**TASK INSTRUCTIONS**:
Return only the count of lines in which the word "bdbdbd" appears.

**DATA ROWS**:
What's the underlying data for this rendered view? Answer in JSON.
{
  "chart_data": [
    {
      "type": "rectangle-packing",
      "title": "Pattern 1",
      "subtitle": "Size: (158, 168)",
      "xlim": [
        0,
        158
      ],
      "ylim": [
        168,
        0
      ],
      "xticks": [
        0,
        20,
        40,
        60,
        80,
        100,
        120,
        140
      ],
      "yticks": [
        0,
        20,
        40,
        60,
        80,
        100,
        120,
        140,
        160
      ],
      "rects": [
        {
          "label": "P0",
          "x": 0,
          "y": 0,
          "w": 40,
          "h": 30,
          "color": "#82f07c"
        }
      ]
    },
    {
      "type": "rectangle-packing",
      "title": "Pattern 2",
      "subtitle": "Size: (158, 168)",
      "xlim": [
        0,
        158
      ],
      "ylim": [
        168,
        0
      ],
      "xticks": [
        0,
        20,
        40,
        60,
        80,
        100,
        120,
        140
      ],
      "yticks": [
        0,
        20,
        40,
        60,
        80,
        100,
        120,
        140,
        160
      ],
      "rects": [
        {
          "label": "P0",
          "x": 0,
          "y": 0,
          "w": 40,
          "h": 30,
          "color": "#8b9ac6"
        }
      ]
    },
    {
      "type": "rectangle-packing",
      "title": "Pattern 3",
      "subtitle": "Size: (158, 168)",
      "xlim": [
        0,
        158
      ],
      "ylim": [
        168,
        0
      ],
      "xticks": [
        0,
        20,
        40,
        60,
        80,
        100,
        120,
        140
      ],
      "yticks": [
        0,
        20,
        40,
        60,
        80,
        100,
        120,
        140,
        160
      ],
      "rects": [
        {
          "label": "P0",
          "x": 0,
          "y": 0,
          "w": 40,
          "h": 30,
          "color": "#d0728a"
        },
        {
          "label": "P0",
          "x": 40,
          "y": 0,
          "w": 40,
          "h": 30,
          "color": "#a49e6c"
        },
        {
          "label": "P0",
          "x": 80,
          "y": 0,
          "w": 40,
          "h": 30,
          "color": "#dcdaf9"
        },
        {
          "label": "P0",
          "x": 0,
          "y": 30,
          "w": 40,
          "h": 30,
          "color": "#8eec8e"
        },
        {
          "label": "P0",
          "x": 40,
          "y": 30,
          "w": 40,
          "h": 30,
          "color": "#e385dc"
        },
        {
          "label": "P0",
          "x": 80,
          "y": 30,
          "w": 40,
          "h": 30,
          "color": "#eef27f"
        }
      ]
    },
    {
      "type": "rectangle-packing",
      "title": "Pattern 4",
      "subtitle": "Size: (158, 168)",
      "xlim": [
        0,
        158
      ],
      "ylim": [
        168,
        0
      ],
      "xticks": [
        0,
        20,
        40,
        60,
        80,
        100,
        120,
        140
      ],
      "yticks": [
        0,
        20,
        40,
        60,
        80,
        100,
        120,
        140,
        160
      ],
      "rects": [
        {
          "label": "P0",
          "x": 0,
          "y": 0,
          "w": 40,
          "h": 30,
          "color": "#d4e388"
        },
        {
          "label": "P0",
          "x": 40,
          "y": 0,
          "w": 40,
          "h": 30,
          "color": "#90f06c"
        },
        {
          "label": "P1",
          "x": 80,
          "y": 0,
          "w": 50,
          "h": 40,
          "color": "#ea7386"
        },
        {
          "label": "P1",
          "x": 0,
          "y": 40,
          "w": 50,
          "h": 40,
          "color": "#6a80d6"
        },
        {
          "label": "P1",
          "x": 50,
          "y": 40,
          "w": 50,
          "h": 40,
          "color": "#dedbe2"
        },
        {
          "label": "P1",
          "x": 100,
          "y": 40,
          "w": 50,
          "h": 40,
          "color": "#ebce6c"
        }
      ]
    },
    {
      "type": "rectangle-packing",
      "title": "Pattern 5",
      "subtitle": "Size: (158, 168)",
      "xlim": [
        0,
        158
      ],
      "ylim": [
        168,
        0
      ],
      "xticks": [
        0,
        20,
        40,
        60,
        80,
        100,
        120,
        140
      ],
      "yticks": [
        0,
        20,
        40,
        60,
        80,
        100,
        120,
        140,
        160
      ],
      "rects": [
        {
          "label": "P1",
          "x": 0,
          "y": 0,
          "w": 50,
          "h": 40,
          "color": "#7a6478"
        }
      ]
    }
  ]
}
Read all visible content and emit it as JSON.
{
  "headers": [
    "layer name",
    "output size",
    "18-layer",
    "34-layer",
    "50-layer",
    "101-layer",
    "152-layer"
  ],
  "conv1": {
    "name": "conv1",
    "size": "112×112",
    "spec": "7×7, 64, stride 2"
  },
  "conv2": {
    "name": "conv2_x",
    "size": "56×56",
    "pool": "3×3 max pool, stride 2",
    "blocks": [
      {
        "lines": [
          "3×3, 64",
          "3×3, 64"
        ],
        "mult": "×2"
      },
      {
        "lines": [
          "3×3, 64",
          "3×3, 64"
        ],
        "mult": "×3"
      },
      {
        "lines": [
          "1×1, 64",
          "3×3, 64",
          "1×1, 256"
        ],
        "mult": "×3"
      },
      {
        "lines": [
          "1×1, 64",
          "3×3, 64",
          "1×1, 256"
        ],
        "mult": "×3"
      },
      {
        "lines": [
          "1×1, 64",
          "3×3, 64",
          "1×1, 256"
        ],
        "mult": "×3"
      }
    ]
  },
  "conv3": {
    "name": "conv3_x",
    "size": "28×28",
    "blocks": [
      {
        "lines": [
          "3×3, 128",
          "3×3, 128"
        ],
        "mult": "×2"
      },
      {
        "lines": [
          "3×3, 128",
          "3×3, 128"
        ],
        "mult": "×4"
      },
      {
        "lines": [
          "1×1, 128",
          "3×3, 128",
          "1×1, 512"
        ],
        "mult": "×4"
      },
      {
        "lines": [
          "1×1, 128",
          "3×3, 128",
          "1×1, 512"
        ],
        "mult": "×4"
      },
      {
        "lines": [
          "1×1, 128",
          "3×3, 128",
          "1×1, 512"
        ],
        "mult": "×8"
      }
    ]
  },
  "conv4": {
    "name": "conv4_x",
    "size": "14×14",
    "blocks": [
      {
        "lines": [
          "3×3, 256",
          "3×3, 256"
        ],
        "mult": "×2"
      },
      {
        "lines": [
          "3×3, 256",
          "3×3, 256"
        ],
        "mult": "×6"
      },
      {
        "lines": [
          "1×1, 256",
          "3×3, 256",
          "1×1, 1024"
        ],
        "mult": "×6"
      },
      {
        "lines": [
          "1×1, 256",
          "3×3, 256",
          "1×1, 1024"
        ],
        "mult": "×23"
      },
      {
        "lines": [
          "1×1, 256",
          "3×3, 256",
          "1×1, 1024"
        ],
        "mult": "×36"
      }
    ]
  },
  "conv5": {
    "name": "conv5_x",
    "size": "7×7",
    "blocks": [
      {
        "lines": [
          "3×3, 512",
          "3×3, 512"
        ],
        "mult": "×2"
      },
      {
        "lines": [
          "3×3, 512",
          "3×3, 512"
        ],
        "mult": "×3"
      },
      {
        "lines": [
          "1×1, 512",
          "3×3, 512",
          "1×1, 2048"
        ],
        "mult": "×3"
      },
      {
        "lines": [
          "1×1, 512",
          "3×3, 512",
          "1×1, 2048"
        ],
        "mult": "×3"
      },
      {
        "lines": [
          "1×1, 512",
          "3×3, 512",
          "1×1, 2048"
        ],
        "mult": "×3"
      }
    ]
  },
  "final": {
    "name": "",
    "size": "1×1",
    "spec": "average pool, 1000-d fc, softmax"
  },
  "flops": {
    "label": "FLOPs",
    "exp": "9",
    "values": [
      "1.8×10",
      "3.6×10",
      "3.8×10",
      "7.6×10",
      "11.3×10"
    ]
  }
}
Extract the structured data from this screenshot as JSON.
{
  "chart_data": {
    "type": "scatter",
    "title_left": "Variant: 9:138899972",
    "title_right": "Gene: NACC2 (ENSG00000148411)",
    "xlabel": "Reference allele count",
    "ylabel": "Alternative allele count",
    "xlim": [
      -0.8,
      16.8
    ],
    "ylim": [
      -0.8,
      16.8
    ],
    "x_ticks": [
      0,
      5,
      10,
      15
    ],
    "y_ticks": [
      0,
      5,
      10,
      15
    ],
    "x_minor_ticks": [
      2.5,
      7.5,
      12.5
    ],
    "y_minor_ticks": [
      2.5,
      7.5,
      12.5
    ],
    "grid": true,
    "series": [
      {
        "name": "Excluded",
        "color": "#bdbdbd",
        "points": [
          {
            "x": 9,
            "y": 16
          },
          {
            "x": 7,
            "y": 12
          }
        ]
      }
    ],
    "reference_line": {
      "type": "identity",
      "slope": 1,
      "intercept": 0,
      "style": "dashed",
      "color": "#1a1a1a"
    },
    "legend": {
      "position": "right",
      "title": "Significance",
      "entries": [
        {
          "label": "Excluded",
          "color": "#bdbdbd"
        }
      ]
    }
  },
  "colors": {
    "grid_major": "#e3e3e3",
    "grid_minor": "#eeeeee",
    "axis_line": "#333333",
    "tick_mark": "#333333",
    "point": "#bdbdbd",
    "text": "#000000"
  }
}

**EXERCISE SOLUTION**:
3